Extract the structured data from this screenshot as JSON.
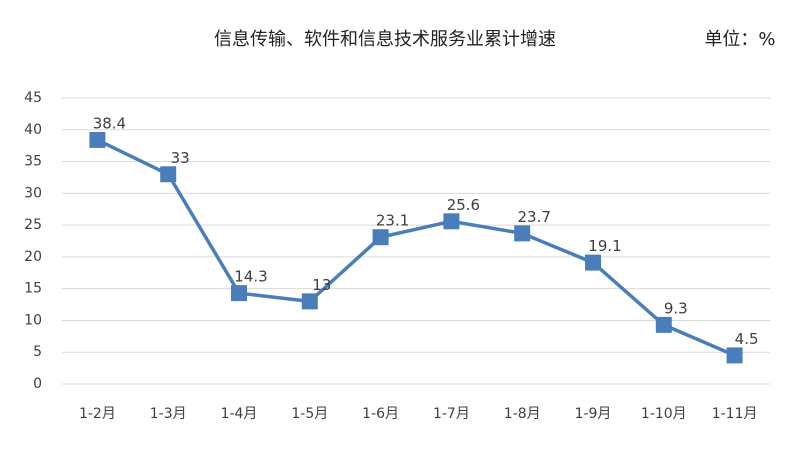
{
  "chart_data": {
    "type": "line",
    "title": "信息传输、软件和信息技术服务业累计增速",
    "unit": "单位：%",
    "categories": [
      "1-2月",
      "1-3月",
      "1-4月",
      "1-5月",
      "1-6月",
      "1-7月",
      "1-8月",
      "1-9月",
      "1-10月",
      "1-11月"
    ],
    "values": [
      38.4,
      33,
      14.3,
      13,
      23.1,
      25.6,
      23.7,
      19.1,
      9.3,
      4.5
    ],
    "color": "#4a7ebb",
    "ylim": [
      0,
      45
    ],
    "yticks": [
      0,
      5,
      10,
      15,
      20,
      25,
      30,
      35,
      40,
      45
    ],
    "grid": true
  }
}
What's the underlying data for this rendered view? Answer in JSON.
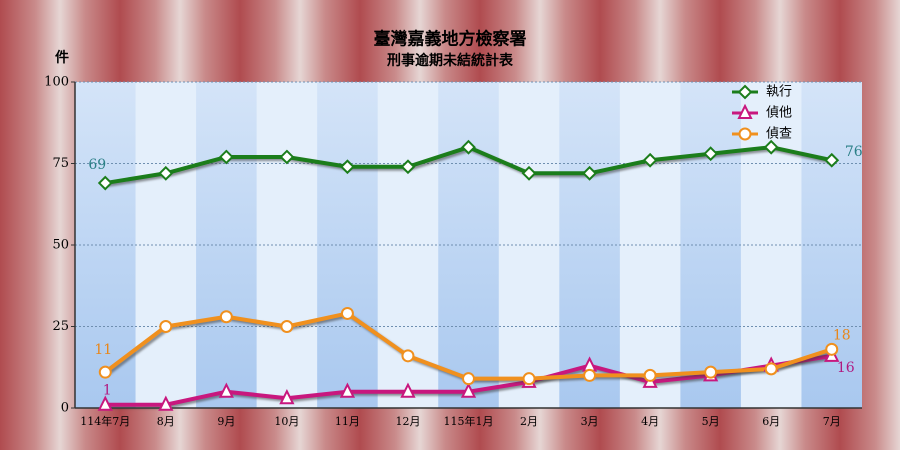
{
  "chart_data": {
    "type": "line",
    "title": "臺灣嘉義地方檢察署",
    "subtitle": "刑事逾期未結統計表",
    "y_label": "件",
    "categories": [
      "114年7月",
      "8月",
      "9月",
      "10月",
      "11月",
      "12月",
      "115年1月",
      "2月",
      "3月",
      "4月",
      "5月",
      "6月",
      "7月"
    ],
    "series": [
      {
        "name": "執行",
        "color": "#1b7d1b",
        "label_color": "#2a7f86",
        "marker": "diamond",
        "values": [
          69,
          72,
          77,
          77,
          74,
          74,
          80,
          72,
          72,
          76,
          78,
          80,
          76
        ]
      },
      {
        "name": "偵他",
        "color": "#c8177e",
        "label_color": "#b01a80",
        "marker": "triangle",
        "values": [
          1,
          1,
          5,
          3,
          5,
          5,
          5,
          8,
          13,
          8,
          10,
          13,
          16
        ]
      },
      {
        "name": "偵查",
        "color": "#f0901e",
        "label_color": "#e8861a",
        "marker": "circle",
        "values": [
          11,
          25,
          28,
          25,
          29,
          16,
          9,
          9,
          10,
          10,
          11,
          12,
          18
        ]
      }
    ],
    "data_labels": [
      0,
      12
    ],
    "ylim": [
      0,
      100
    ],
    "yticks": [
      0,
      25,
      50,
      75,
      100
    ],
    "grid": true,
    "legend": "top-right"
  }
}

::::::::

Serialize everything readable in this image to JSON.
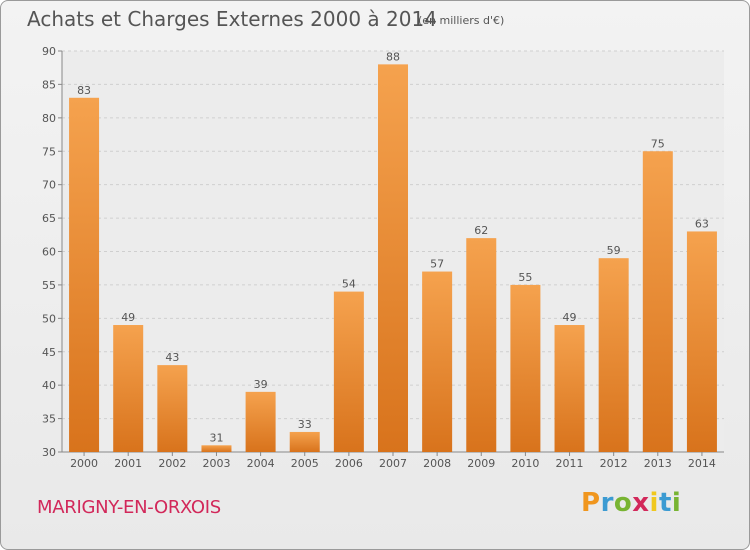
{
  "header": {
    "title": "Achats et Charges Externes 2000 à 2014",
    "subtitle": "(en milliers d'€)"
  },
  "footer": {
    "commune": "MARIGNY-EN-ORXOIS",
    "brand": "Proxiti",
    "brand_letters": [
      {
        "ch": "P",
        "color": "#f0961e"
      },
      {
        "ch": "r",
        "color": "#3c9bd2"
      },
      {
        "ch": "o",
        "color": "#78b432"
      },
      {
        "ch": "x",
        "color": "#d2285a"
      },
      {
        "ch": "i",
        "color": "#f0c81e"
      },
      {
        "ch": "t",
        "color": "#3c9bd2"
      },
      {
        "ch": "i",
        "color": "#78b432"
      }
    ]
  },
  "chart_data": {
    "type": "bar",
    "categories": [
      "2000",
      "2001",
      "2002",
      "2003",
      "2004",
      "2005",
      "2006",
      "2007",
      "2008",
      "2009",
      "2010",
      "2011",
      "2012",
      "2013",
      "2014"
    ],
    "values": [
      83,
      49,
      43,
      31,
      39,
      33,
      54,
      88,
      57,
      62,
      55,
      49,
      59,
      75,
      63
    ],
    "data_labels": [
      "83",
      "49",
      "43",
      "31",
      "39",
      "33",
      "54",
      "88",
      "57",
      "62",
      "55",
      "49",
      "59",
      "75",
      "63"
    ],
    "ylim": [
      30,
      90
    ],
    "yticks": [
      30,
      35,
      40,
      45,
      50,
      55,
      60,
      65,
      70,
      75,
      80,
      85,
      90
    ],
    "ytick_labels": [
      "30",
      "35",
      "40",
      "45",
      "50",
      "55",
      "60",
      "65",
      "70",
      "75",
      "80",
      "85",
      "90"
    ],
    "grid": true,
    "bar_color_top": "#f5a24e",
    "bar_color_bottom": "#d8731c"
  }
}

::::::::

Pull every line containing "this" out of the data above.

Extract the structured data from this screenshot as JSON.
What's the underlying data for this rendered view? Answer in JSON.
Serialize everything readable in this image to JSON.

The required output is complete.